-- begin --

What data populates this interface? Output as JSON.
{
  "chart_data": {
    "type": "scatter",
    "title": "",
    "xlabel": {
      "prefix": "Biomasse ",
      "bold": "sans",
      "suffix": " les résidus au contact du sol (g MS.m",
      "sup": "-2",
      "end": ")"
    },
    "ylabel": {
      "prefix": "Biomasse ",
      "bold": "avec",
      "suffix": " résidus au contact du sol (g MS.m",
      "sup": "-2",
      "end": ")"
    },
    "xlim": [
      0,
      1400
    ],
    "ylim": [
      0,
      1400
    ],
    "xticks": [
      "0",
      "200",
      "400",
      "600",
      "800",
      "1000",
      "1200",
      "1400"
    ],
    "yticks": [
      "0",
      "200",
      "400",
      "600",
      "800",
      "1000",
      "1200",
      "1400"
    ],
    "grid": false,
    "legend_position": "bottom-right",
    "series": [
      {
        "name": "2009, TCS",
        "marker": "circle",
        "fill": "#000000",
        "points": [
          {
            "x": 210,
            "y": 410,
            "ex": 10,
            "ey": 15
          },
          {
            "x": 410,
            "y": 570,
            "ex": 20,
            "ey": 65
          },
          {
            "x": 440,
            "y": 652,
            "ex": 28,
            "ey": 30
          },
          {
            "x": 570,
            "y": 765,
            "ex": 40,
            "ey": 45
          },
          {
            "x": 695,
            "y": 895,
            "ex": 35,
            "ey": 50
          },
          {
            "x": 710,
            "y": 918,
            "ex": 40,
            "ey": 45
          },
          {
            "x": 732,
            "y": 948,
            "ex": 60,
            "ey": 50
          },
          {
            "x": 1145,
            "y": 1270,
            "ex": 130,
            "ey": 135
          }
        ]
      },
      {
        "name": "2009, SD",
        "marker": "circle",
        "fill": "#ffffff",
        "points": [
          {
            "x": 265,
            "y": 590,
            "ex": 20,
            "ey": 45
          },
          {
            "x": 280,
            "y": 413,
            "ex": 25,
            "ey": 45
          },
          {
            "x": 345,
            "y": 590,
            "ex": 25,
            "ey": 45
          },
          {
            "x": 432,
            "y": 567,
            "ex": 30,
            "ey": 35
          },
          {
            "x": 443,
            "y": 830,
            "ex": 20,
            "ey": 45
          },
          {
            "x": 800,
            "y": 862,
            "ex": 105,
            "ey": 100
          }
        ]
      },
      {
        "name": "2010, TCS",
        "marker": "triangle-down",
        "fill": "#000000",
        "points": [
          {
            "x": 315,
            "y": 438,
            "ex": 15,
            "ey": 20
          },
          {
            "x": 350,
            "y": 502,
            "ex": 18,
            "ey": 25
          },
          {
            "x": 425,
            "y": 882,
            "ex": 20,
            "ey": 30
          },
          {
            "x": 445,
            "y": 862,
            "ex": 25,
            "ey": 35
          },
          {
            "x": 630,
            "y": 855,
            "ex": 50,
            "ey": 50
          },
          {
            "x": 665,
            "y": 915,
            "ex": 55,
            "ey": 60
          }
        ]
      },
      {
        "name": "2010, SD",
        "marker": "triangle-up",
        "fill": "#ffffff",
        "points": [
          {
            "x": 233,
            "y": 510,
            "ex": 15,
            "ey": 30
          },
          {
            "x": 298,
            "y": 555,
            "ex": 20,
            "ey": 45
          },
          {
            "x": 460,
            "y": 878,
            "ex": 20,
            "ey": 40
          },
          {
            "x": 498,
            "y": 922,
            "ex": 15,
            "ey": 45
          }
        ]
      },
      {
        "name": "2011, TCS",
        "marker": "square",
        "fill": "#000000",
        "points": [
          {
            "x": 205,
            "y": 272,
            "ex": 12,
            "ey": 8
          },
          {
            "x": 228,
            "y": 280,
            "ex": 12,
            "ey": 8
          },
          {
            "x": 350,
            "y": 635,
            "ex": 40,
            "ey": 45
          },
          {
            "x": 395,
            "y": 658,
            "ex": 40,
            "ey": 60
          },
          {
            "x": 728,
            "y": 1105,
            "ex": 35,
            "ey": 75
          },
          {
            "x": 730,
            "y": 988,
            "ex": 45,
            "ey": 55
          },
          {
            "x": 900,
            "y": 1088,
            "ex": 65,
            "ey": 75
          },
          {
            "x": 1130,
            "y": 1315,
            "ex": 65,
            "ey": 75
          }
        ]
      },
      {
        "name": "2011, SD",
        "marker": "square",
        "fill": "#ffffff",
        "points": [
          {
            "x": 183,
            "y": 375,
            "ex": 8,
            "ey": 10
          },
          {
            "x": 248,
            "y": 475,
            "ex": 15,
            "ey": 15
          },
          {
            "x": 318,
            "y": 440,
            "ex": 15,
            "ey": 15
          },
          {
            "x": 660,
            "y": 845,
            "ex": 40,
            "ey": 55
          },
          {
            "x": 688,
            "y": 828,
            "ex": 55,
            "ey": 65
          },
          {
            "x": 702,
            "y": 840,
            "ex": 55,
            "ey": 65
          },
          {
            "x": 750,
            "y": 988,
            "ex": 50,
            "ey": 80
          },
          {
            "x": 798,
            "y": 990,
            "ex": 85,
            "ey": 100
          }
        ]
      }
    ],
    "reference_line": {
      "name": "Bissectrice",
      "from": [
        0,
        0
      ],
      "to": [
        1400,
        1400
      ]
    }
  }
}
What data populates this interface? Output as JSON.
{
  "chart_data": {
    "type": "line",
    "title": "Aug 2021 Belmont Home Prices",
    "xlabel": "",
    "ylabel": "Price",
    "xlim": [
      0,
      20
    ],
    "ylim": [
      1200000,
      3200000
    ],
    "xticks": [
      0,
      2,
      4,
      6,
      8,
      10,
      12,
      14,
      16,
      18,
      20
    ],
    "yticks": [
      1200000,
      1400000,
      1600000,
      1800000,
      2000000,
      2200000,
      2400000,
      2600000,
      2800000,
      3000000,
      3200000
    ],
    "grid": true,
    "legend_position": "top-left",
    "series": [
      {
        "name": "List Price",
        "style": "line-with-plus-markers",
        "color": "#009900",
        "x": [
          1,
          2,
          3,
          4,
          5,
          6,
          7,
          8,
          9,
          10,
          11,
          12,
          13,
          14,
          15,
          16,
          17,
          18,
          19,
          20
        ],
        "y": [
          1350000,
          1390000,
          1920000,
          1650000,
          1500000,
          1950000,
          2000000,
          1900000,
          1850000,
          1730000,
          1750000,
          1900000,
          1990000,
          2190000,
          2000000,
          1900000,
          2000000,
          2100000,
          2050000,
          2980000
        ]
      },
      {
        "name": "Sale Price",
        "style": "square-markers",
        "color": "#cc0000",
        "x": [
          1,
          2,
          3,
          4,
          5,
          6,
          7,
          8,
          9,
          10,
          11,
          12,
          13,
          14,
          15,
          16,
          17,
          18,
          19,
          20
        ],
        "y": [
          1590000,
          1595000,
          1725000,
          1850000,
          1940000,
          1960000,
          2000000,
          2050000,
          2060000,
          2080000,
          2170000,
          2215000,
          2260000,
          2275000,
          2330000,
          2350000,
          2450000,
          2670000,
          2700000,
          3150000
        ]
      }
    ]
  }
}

-- end --

STATED PROBLEM:
Repeat all the entries exactly as given.

WRITTEN SOLUTION:
What data populates this interface? Output as JSON.
{
  "chart_data": {
    "type": "scatter",
    "title": "",
    "xlabel": {
      "prefix": "Biomasse ",
      "bold": "sans",
      "suffix": " les résidus au contact du sol (g MS.m",
      "sup": "-2",
      "end": ")"
    },
    "ylabel": {
      "prefix": "Biomasse ",
      "bold": "avec",
      "suffix": " résidus au contact du sol (g MS.m",
      "sup": "-2",
      "end": ")"
    },
    "xlim": [
      0,
      1400
    ],
    "ylim": [
      0,
      1400
    ],
    "xticks": [
      "0",
      "200",
      "400",
      "600",
      "800",
      "1000",
      "1200",
      "1400"
    ],
    "yticks": [
      "0",
      "200",
      "400",
      "600",
      "800",
      "1000",
      "1200",
      "1400"
    ],
    "grid": false,
    "legend_position": "bottom-right",
    "series": [
      {
        "name": "2009, TCS",
        "marker": "circle",
        "fill": "#000000",
        "points": [
          {
            "x": 210,
            "y": 410,
            "ex": 10,
            "ey": 15
          },
          {
            "x": 410,
            "y": 570,
            "ex": 20,
            "ey": 65
          },
          {
            "x": 440,
            "y": 652,
            "ex": 28,
            "ey": 30
          },
          {
            "x": 570,
            "y": 765,
            "ex": 40,
            "ey": 45
          },
          {
            "x": 695,
            "y": 895,
            "ex": 35,
            "ey": 50
          },
          {
            "x": 710,
            "y": 918,
            "ex": 40,
            "ey": 45
          },
          {
            "x": 732,
            "y": 948,
            "ex": 60,
            "ey": 50
          },
          {
            "x": 1145,
            "y": 1270,
            "ex": 130,
            "ey": 135
          }
        ]
      },
      {
        "name": "2009, SD",
        "marker": "circle",
        "fill": "#ffffff",
        "points": [
          {
            "x": 265,
            "y": 590,
            "ex": 20,
            "ey": 45
          },
          {
            "x": 280,
            "y": 413,
            "ex": 25,
            "ey": 45
          },
          {
            "x": 345,
            "y": 590,
            "ex": 25,
            "ey": 45
          },
          {
            "x": 432,
            "y": 567,
            "ex": 30,
            "ey": 35
          },
          {
            "x": 443,
            "y": 830,
            "ex": 20,
            "ey": 45
          },
          {
            "x": 800,
            "y": 862,
            "ex": 105,
            "ey": 100
          }
        ]
      },
      {
        "name": "2010, TCS",
        "marker": "triangle-down",
        "fill": "#000000",
        "points": [
          {
            "x": 315,
            "y": 438,
            "ex": 15,
            "ey": 20
          },
          {
            "x": 350,
            "y": 502,
            "ex": 18,
            "ey": 25
          },
          {
            "x": 425,
            "y": 882,
            "ex": 20,
            "ey": 30
          },
          {
            "x": 445,
            "y": 862,
            "ex": 25,
            "ey": 35
          },
          {
            "x": 630,
            "y": 855,
            "ex": 50,
            "ey": 50
          },
          {
            "x": 665,
            "y": 915,
            "ex": 55,
            "ey": 60
          }
        ]
      },
      {
        "name": "2010, SD",
        "marker": "triangle-up",
        "fill": "#ffffff",
        "points": [
          {
            "x": 233,
            "y": 510,
            "ex": 15,
            "ey": 30
          },
          {
            "x": 298,
            "y": 555,
            "ex": 20,
            "ey": 45
          },
          {
            "x": 460,
            "y": 878,
            "ex": 20,
            "ey": 40
          },
          {
            "x": 498,
            "y": 922,
            "ex": 15,
            "ey": 45
          }
        ]
      },
      {
        "name": "2011, TCS",
        "marker": "square",
        "fill": "#000000",
        "points": [
          {
            "x": 205,
            "y": 272,
            "ex": 12,
            "ey": 8
          },
          {
            "x": 228,
            "y": 280,
            "ex": 12,
            "ey": 8
          },
          {
            "x": 350,
            "y": 635,
            "ex": 40,
            "ey": 45
          },
          {
            "x": 395,
            "y": 658,
            "ex": 40,
            "ey": 60
          },
          {
            "x": 728,
            "y": 1105,
            "ex": 35,
            "ey": 75
          },
          {
            "x": 730,
            "y": 988,
            "ex": 45,
            "ey": 55
          },
          {
            "x": 900,
            "y": 1088,
            "ex": 65,
            "ey": 75
          },
          {
            "x": 1130,
            "y": 1315,
            "ex": 65,
            "ey": 75
          }
        ]
      },
      {
        "name": "2011, SD",
        "marker": "square",
        "fill": "#ffffff",
        "points": [
          {
            "x": 183,
            "y": 375,
            "ex": 8,
            "ey": 10
          },
          {
            "x": 248,
            "y": 475,
            "ex": 15,
            "ey": 15
          },
          {
            "x": 318,
            "y": 440,
            "ex": 15,
            "ey": 15
          },
          {
            "x": 660,
            "y": 845,
            "ex": 40,
            "ey": 55
          },
          {
            "x": 688,
            "y": 828,
            "ex": 55,
            "ey": 65
          },
          {
            "x": 702,
            "y": 840,
            "ex": 55,
            "ey": 65
          },
          {
            "x": 750,
            "y": 988,
            "ex": 50,
            "ey": 80
          },
          {
            "x": 798,
            "y": 990,
            "ex": 85,
            "ey": 100
          }
        ]
      }
    ],
    "reference_line": {
      "name": "Bissectrice",
      "from": [
        0,
        0
      ],
      "to": [
        1400,
        1400
      ]
    }
  }
}
What data populates this interface? Output as JSON.
{
  "chart_data": {
    "type": "line",
    "title": "Aug 2021 Belmont Home Prices",
    "xlabel": "",
    "ylabel": "Price",
    "xlim": [
      0,
      20
    ],
    "ylim": [
      1200000,
      3200000
    ],
    "xticks": [
      0,
      2,
      4,
      6,
      8,
      10,
      12,
      14,
      16,
      18,
      20
    ],
    "yticks": [
      1200000,
      1400000,
      1600000,
      1800000,
      2000000,
      2200000,
      2400000,
      2600000,
      2800000,
      3000000,
      3200000
    ],
    "grid": true,
    "legend_position": "top-left",
    "series": [
      {
        "name": "List Price",
        "style": "line-with-plus-markers",
        "color": "#009900",
        "x": [
          1,
          2,
          3,
          4,
          5,
          6,
          7,
          8,
          9,
          10,
          11,
          12,
          13,
          14,
          15,
          16,
          17,
          18,
          19,
          20
        ],
        "y": [
          1350000,
          1390000,
          1920000,
          1650000,
          1500000,
          1950000,
          2000000,
          1900000,
          1850000,
          1730000,
          1750000,
          1900000,
          1990000,
          2190000,
          2000000,
          1900000,
          2000000,
          2100000,
          2050000,
          2980000
        ]
      },
      {
        "name": "Sale Price",
        "style": "square-markers",
        "color": "#cc0000",
        "x": [
          1,
          2,
          3,
          4,
          5,
          6,
          7,
          8,
          9,
          10,
          11,
          12,
          13,
          14,
          15,
          16,
          17,
          18,
          19,
          20
        ],
        "y": [
          1590000,
          1595000,
          1725000,
          1850000,
          1940000,
          1960000,
          2000000,
          2050000,
          2060000,
          2080000,
          2170000,
          2215000,
          2260000,
          2275000,
          2330000,
          2350000,
          2450000,
          2670000,
          2700000,
          3150000
        ]
      }
    ]
  }
}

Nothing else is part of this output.